• **MATERIAL SUPPLIED**:
——
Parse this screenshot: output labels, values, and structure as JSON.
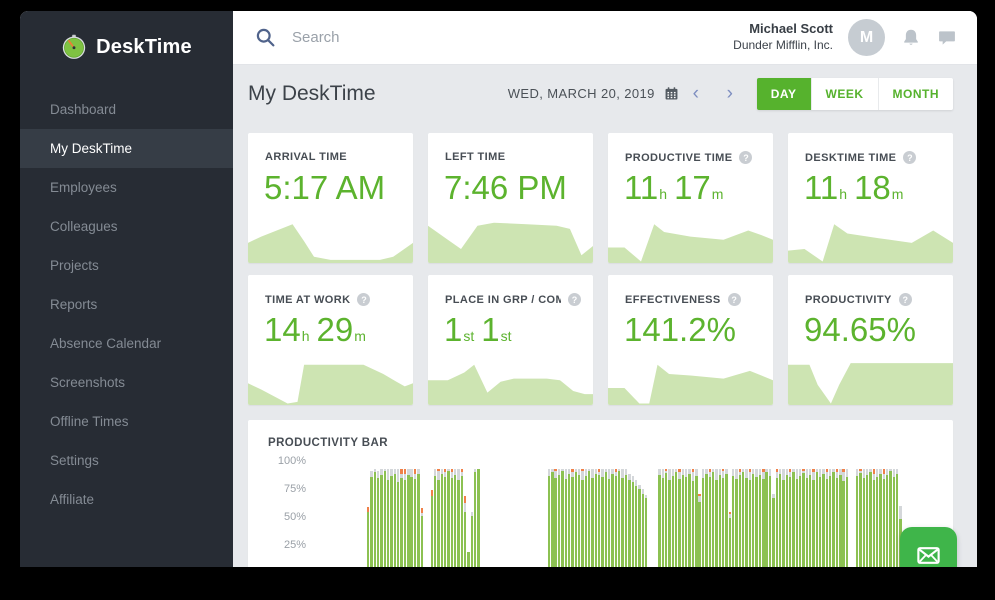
{
  "sidebar": {
    "logo_text": "DeskTime",
    "items": [
      {
        "label": "Dashboard",
        "active": false
      },
      {
        "label": "My DeskTime",
        "active": true
      },
      {
        "label": "Employees",
        "active": false
      },
      {
        "label": "Colleagues",
        "active": false
      },
      {
        "label": "Projects",
        "active": false
      },
      {
        "label": "Reports",
        "active": false
      },
      {
        "label": "Absence Calendar",
        "active": false
      },
      {
        "label": "Screenshots",
        "active": false
      },
      {
        "label": "Offline Times",
        "active": false
      },
      {
        "label": "Settings",
        "active": false
      },
      {
        "label": "Affiliate",
        "active": false
      }
    ]
  },
  "topbar": {
    "search_placeholder": "Search",
    "user_name": "Michael Scott",
    "user_company": "Dunder Mifflin, Inc.",
    "avatar_initial": "M"
  },
  "page_header": {
    "title": "My DeskTime",
    "date_label": "WED, MARCH 20, 2019",
    "prev_arrow": "‹",
    "next_arrow": "›",
    "range_buttons": [
      {
        "label": "DAY",
        "active": true
      },
      {
        "label": "WEEK",
        "active": false
      },
      {
        "label": "MONTH",
        "active": false
      }
    ]
  },
  "icons": {
    "logo": "stopwatch-icon",
    "search": "magnifier-icon",
    "notifications": "bell-icon",
    "messages": "chat-bubble-icon",
    "date_picker": "calendar-icon",
    "help": "question-mark-icon",
    "chat_fab": "envelope-icon"
  },
  "colors": {
    "accent_green": "#56b22d",
    "value_green": "#5cb32e",
    "area_fill": "#cde4b2",
    "bar_green": "#8cc152",
    "bar_gray": "#d4d7da",
    "bar_orange": "#f08048",
    "fab_green": "#3fb54a",
    "sidebar_bg": "#272c34",
    "sidebar_active_bg": "#363d46",
    "page_bg": "#e7e9ec"
  },
  "stat_cards": [
    {
      "id": "arrival-time",
      "label": "ARRIVAL TIME",
      "has_help": false,
      "value_parts": [
        [
          "5:17 AM",
          "num"
        ]
      ],
      "area": [
        [
          0,
          13
        ],
        [
          8,
          17
        ],
        [
          27,
          25
        ],
        [
          34,
          14
        ],
        [
          40,
          4
        ],
        [
          50,
          2
        ],
        [
          80,
          2
        ],
        [
          88,
          4
        ],
        [
          100,
          13
        ]
      ]
    },
    {
      "id": "left-time",
      "label": "LEFT TIME",
      "has_help": false,
      "value_parts": [
        [
          "7:46 PM",
          "num"
        ]
      ],
      "area": [
        [
          0,
          24
        ],
        [
          12,
          15
        ],
        [
          20,
          9
        ],
        [
          30,
          24
        ],
        [
          40,
          26
        ],
        [
          60,
          25
        ],
        [
          78,
          24
        ],
        [
          86,
          22
        ],
        [
          93,
          5
        ],
        [
          100,
          11
        ]
      ]
    },
    {
      "id": "productive-time",
      "label": "PRODUCTIVE TIME",
      "has_help": true,
      "value_parts": [
        [
          "11",
          "num"
        ],
        [
          "h",
          "unit"
        ],
        [
          "17",
          "num"
        ],
        [
          "m",
          "unit"
        ]
      ],
      "area": [
        [
          0,
          10
        ],
        [
          10,
          10
        ],
        [
          20,
          1
        ],
        [
          28,
          25
        ],
        [
          34,
          20
        ],
        [
          50,
          17
        ],
        [
          70,
          15
        ],
        [
          85,
          21
        ],
        [
          93,
          18
        ],
        [
          100,
          15
        ]
      ]
    },
    {
      "id": "desktime-time",
      "label": "DESKTIME TIME",
      "has_help": true,
      "value_parts": [
        [
          "11",
          "num"
        ],
        [
          "h",
          "unit"
        ],
        [
          "18",
          "num"
        ],
        [
          "m",
          "unit"
        ]
      ],
      "area": [
        [
          0,
          8
        ],
        [
          10,
          9
        ],
        [
          21,
          1
        ],
        [
          28,
          25
        ],
        [
          36,
          19
        ],
        [
          55,
          16
        ],
        [
          75,
          13
        ],
        [
          88,
          21
        ],
        [
          100,
          13
        ]
      ]
    },
    {
      "id": "time-at-work",
      "label": "TIME AT WORK",
      "has_help": true,
      "value_parts": [
        [
          "14",
          "num"
        ],
        [
          "h",
          "unit"
        ],
        [
          "29",
          "num"
        ],
        [
          "m",
          "unit"
        ]
      ],
      "area": [
        [
          0,
          14
        ],
        [
          8,
          10
        ],
        [
          24,
          1
        ],
        [
          30,
          2
        ],
        [
          34,
          26
        ],
        [
          45,
          26
        ],
        [
          70,
          26
        ],
        [
          82,
          20
        ],
        [
          90,
          15
        ],
        [
          95,
          12
        ],
        [
          100,
          14
        ]
      ]
    },
    {
      "id": "place-in-group",
      "label": "PLACE IN GRP / COM'",
      "has_help": true,
      "value_parts": [
        [
          "1",
          "num"
        ],
        [
          "st",
          "unit"
        ],
        [
          "1",
          "num"
        ],
        [
          "st",
          "unit"
        ]
      ],
      "area": [
        [
          0,
          16
        ],
        [
          12,
          16
        ],
        [
          22,
          21
        ],
        [
          28,
          26
        ],
        [
          36,
          8
        ],
        [
          44,
          15
        ],
        [
          52,
          17
        ],
        [
          72,
          17
        ],
        [
          80,
          16
        ],
        [
          88,
          9
        ],
        [
          95,
          7
        ],
        [
          100,
          7
        ]
      ]
    },
    {
      "id": "effectiveness",
      "label": "EFFECTIVENESS",
      "has_help": true,
      "value_parts": [
        [
          "141.2%",
          "num"
        ]
      ],
      "area": [
        [
          0,
          11
        ],
        [
          10,
          11
        ],
        [
          19,
          1
        ],
        [
          25,
          1
        ],
        [
          30,
          26
        ],
        [
          37,
          20
        ],
        [
          50,
          19
        ],
        [
          70,
          17
        ],
        [
          86,
          22
        ],
        [
          93,
          19
        ],
        [
          100,
          16
        ]
      ]
    },
    {
      "id": "productivity",
      "label": "PRODUCTIVITY",
      "has_help": true,
      "value_parts": [
        [
          "94.65%",
          "num"
        ]
      ],
      "area": [
        [
          0,
          26
        ],
        [
          13,
          26
        ],
        [
          18,
          13
        ],
        [
          26,
          1
        ],
        [
          31,
          13
        ],
        [
          38,
          27
        ],
        [
          45,
          27
        ],
        [
          100,
          27
        ]
      ]
    }
  ],
  "chart_data": {
    "type": "bar",
    "title": "PRODUCTIVITY BAR",
    "y_ticks": [
      "100%",
      "75%",
      "50%",
      "25%"
    ],
    "ylim": [
      0,
      100
    ],
    "x_slots_total": 192,
    "stack_legend": {
      "bottom": "productive-green",
      "middle": "neutral-gray",
      "top": "unproductive-orange"
    },
    "segments": [
      {
        "start": 17,
        "bars": [
          [
            62,
            0,
            4
          ],
          [
            93,
            5,
            0
          ],
          [
            97,
            3,
            0
          ],
          [
            92,
            6,
            0
          ],
          [
            95,
            5,
            0
          ],
          [
            98,
            2,
            0
          ],
          [
            90,
            10,
            0
          ],
          [
            94,
            6,
            0
          ],
          [
            96,
            4,
            0
          ],
          [
            88,
            12,
            0
          ],
          [
            92,
            4,
            4
          ],
          [
            90,
            6,
            4
          ],
          [
            95,
            5,
            0
          ],
          [
            93,
            7,
            0
          ],
          [
            91,
            5,
            4
          ],
          [
            96,
            4,
            0
          ],
          [
            58,
            3,
            4
          ]
        ]
      },
      {
        "start": 36,
        "bars": [
          [
            76,
            0,
            5
          ],
          [
            94,
            6,
            0
          ],
          [
            90,
            8,
            2
          ],
          [
            96,
            4,
            0
          ],
          [
            93,
            4,
            3
          ],
          [
            98,
            2,
            0
          ],
          [
            92,
            5,
            3
          ],
          [
            95,
            5,
            0
          ],
          [
            90,
            10,
            0
          ],
          [
            94,
            3,
            3
          ],
          [
            62,
            8,
            6
          ],
          [
            26,
            0,
            0
          ],
          [
            58,
            4,
            0
          ],
          [
            97,
            3,
            0
          ],
          [
            100,
            0,
            0
          ]
        ]
      },
      {
        "start": 71,
        "bars": [
          [
            94,
            6,
            0
          ],
          [
            97,
            3,
            0
          ],
          [
            92,
            6,
            2
          ],
          [
            95,
            5,
            0
          ],
          [
            98,
            2,
            0
          ],
          [
            91,
            9,
            0
          ],
          [
            96,
            4,
            0
          ],
          [
            93,
            4,
            3
          ],
          [
            97,
            3,
            0
          ],
          [
            95,
            5,
            0
          ],
          [
            90,
            8,
            2
          ],
          [
            94,
            6,
            0
          ],
          [
            98,
            2,
            0
          ],
          [
            92,
            8,
            0
          ],
          [
            96,
            4,
            0
          ],
          [
            95,
            2,
            3
          ],
          [
            93,
            7,
            0
          ],
          [
            97,
            3,
            0
          ],
          [
            91,
            9,
            0
          ],
          [
            96,
            4,
            0
          ],
          [
            94,
            3,
            3
          ],
          [
            98,
            2,
            0
          ],
          [
            92,
            8,
            0
          ],
          [
            95,
            5,
            0
          ],
          [
            90,
            6,
            0
          ],
          [
            88,
            6,
            0
          ],
          [
            85,
            5,
            0
          ],
          [
            82,
            4,
            0
          ],
          [
            78,
            4,
            0
          ],
          [
            74,
            3,
            0
          ]
        ]
      },
      {
        "start": 104,
        "bars": [
          [
            95,
            5,
            0
          ],
          [
            92,
            8,
            0
          ],
          [
            96,
            2,
            2
          ],
          [
            90,
            10,
            0
          ],
          [
            94,
            6,
            0
          ],
          [
            97,
            3,
            0
          ],
          [
            91,
            6,
            3
          ],
          [
            95,
            5,
            0
          ],
          [
            93,
            7,
            0
          ],
          [
            96,
            4,
            0
          ],
          [
            89,
            8,
            3
          ],
          [
            94,
            6,
            0
          ],
          [
            70,
            6,
            2
          ],
          [
            92,
            8,
            0
          ],
          [
            96,
            4,
            0
          ],
          [
            93,
            4,
            3
          ],
          [
            97,
            3,
            0
          ],
          [
            90,
            10,
            0
          ],
          [
            95,
            5,
            0
          ],
          [
            92,
            6,
            2
          ],
          [
            96,
            4,
            0
          ],
          [
            56,
            4,
            2
          ],
          [
            94,
            6,
            0
          ],
          [
            91,
            9,
            0
          ],
          [
            95,
            2,
            3
          ],
          [
            97,
            3,
            0
          ],
          [
            92,
            8,
            0
          ],
          [
            90,
            7,
            3
          ],
          [
            96,
            4,
            0
          ],
          [
            93,
            7,
            0
          ],
          [
            95,
            5,
            0
          ],
          [
            91,
            6,
            3
          ],
          [
            97,
            3,
            0
          ],
          [
            94,
            6,
            0
          ],
          [
            74,
            4,
            0
          ],
          [
            92,
            5,
            3
          ],
          [
            96,
            4,
            0
          ],
          [
            90,
            10,
            0
          ],
          [
            95,
            5,
            0
          ],
          [
            93,
            4,
            3
          ],
          [
            97,
            3,
            0
          ],
          [
            91,
            9,
            0
          ],
          [
            94,
            6,
            0
          ],
          [
            96,
            2,
            2
          ],
          [
            92,
            8,
            0
          ],
          [
            95,
            5,
            0
          ],
          [
            90,
            7,
            3
          ],
          [
            97,
            3,
            0
          ],
          [
            93,
            7,
            0
          ],
          [
            96,
            4,
            0
          ],
          [
            91,
            6,
            3
          ],
          [
            94,
            6,
            0
          ],
          [
            97,
            3,
            0
          ],
          [
            92,
            5,
            3
          ],
          [
            95,
            5,
            0
          ],
          [
            89,
            8,
            3
          ],
          [
            93,
            7,
            0
          ]
        ]
      },
      {
        "start": 163,
        "bars": [
          [
            94,
            6,
            0
          ],
          [
            96,
            2,
            2
          ],
          [
            92,
            8,
            0
          ],
          [
            95,
            5,
            0
          ],
          [
            97,
            3,
            0
          ],
          [
            90,
            6,
            4
          ],
          [
            93,
            7,
            0
          ],
          [
            96,
            4,
            0
          ],
          [
            91,
            5,
            4
          ],
          [
            95,
            5,
            0
          ],
          [
            98,
            2,
            0
          ],
          [
            93,
            7,
            0
          ],
          [
            96,
            4,
            0
          ],
          [
            55,
            12,
            0
          ]
        ]
      }
    ]
  }
}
——
• **REQUEST**: Find every line in the listing that holds the string "title", then say how many there are as a bare number.

• **FINISHED TASK**: 2